The exercise:
Extract the complete listing and output it unchanged.
== Available records
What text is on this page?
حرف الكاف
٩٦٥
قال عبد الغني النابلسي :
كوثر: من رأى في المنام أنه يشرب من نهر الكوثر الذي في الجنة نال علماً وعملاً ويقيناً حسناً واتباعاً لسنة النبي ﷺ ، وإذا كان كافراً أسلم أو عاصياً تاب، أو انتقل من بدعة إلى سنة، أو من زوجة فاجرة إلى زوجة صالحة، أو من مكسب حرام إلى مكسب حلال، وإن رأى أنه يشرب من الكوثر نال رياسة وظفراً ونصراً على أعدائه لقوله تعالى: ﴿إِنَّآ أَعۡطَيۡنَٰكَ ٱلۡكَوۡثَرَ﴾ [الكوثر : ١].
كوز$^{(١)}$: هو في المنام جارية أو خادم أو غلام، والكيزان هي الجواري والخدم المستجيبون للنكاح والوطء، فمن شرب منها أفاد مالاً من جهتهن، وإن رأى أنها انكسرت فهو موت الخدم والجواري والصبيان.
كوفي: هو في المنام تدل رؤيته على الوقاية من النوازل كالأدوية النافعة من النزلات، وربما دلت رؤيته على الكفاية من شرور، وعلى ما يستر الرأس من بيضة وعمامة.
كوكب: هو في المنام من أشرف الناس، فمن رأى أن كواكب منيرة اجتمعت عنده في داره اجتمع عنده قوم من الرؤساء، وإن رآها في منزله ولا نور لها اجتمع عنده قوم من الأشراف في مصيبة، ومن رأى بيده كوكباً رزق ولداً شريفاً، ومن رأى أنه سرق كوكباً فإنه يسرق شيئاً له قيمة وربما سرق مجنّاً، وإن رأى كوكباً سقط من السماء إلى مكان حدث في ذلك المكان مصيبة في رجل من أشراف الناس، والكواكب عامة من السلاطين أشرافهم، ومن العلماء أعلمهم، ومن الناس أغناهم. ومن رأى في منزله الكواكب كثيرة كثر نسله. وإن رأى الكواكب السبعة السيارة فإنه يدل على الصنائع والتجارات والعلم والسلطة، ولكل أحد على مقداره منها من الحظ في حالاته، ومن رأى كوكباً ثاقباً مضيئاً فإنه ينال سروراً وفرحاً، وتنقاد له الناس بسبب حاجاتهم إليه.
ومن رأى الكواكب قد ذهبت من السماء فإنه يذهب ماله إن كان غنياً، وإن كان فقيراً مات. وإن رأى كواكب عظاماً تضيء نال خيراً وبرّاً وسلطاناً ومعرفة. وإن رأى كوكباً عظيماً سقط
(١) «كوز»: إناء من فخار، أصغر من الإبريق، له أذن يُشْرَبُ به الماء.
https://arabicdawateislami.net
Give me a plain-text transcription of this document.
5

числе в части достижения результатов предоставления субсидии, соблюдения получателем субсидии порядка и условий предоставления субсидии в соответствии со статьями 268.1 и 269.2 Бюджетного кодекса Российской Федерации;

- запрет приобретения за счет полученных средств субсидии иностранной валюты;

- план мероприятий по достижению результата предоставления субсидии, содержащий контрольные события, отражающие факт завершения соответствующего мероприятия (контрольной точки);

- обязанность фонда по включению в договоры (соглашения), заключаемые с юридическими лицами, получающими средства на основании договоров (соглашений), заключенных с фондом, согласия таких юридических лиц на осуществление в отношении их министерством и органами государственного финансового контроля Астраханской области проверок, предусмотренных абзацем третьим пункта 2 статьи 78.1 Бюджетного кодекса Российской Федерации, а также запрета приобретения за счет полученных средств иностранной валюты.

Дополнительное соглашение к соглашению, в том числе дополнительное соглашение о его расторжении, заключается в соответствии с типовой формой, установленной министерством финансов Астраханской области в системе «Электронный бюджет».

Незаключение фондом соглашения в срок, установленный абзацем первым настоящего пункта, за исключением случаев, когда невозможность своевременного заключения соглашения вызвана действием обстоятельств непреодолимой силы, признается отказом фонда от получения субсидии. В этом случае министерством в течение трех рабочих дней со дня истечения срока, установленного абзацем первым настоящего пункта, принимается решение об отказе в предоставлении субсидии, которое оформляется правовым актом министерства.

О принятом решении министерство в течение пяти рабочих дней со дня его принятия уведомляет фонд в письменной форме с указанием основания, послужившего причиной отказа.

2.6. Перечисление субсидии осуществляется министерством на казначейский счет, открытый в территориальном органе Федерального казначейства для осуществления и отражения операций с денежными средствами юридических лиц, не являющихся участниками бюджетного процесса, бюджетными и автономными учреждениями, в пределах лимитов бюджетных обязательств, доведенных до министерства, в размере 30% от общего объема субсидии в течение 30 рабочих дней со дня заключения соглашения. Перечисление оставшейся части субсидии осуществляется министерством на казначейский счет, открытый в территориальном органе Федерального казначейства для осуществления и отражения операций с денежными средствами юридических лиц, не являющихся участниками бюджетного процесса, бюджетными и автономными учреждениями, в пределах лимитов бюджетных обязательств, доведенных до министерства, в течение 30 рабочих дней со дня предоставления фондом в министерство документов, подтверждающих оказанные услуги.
====
Task answer:
What text is on this page?
حرف الكاف
٩٦٥
قال عبد الغني النابلسي :
كوثر: من رأى في المنام أنه يشرب من نهر الكوثر الذي في الجنة نال علماً وعملاً ويقيناً حسناً واتباعاً لسنة النبي ﷺ ، وإذا كان كافراً أسلم أو عاصياً تاب، أو انتقل من بدعة إلى سنة، أو من زوجة فاجرة إلى زوجة صالحة، أو من مكسب حرام إلى مكسب حلال، وإن رأى أنه يشرب من الكوثر نال رياسة وظفراً ونصراً على أعدائه لقوله تعالى: ﴿إِنَّآ أَعۡطَيۡنَٰكَ ٱلۡكَوۡثَرَ﴾ [الكوثر : ١].
كوز$^{(١)}$: هو في المنام جارية أو خادم أو غلام، والكيزان هي الجواري والخدم المستجيبون للنكاح والوطء، فمن شرب منها أفاد مالاً من جهتهن، وإن رأى أنها انكسرت فهو موت الخدم والجواري والصبيان.
كوفي: هو في المنام تدل رؤيته على الوقاية من النوازل كالأدوية النافعة من النزلات، وربما دلت رؤيته على الكفاية من شرور، وعلى ما يستر الرأس من بيضة وعمامة.
كوكب: هو في المنام من أشرف الناس، فمن رأى أن كواكب منيرة اجتمعت عنده في داره اجتمع عنده قوم من الرؤساء، وإن رآها في منزله ولا نور لها اجتمع عنده قوم من الأشراف في مصيبة، ومن رأى بيده كوكباً رزق ولداً شريفاً، ومن رأى أنه سرق كوكباً فإنه يسرق شيئاً له قيمة وربما سرق مجنّاً، وإن رأى كوكباً سقط من السماء إلى مكان حدث في ذلك المكان مصيبة في رجل من أشراف الناس، والكواكب عامة من السلاطين أشرافهم، ومن العلماء أعلمهم، ومن الناس أغناهم. ومن رأى في منزله الكواكب كثيرة كثر نسله. وإن رأى الكواكب السبعة السيارة فإنه يدل على الصنائع والتجارات والعلم والسلطة، ولكل أحد على مقداره منها من الحظ في حالاته، ومن رأى كوكباً ثاقباً مضيئاً فإنه ينال سروراً وفرحاً، وتنقاد له الناس بسبب حاجاتهم إليه.
ومن رأى الكواكب قد ذهبت من السماء فإنه يذهب ماله إن كان غنياً، وإن كان فقيراً مات. وإن رأى كواكب عظاماً تضيء نال خيراً وبرّاً وسلطاناً ومعرفة. وإن رأى كوكباً عظيماً سقط
(١) «كوز»: إناء من فخار، أصغر من الإبريق، له أذن يُشْرَبُ به الماء.
https://arabicdawateislami.net
Give me a plain-text transcription of this document.
5

числе в части достижения результатов предоставления субсидии, соблюдения получателем субсидии порядка и условий предоставления субсидии в соответствии со статьями 268.1 и 269.2 Бюджетного кодекса Российской Федерации;

- запрет приобретения за счет полученных средств субсидии иностранной валюты;

- план мероприятий по достижению результата предоставления субсидии, содержащий контрольные события, отражающие факт завершения соответствующего мероприятия (контрольной точки);

- обязанность фонда по включению в договоры (соглашения), заключаемые с юридическими лицами, получающими средства на основании договоров (соглашений), заключенных с фондом, согласия таких юридических лиц на осуществление в отношении их министерством и органами государственного финансового контроля Астраханской области проверок, предусмотренных абзацем третьим пункта 2 статьи 78.1 Бюджетного кодекса Российской Федерации, а также запрета приобретения за счет полученных средств иностранной валюты.

Дополнительное соглашение к соглашению, в том числе дополнительное соглашение о его расторжении, заключается в соответствии с типовой формой, установленной министерством финансов Астраханской области в системе «Электронный бюджет».

Незаключение фондом соглашения в срок, установленный абзацем первым настоящего пункта, за исключением случаев, когда невозможность своевременного заключения соглашения вызвана действием обстоятельств непреодолимой силы, признается отказом фонда от получения субсидии. В этом случае министерством в течение трех рабочих дней со дня истечения срока, установленного абзацем первым настоящего пункта, принимается решение об отказе в предоставлении субсидии, которое оформляется правовым актом министерства.

О принятом решении министерство в течение пяти рабочих дней со дня его принятия уведомляет фонд в письменной форме с указанием основания, послужившего причиной отказа.

2.6. Перечисление субсидии осуществляется министерством на казначейский счет, открытый в территориальном органе Федерального казначейства для осуществления и отражения операций с денежными средствами юридических лиц, не являющихся участниками бюджетного процесса, бюджетными и автономными учреждениями, в пределах лимитов бюджетных обязательств, доведенных до министерства, в размере 30% от общего объема субсидии в течение 30 рабочих дней со дня заключения соглашения. Перечисление оставшейся части субсидии осуществляется министерством на казначейский счет, открытый в территориальном органе Федерального казначейства для осуществления и отражения операций с денежными средствами юридических лиц, не являющихся участниками бюджетного процесса, бюджетными и автономными учреждениями, в пределах лимитов бюджетных обязательств, доведенных до министерства, в течение 30 рабочих дней со дня предоставления фондом в министерство документов, подтверждающих оказанные услуги.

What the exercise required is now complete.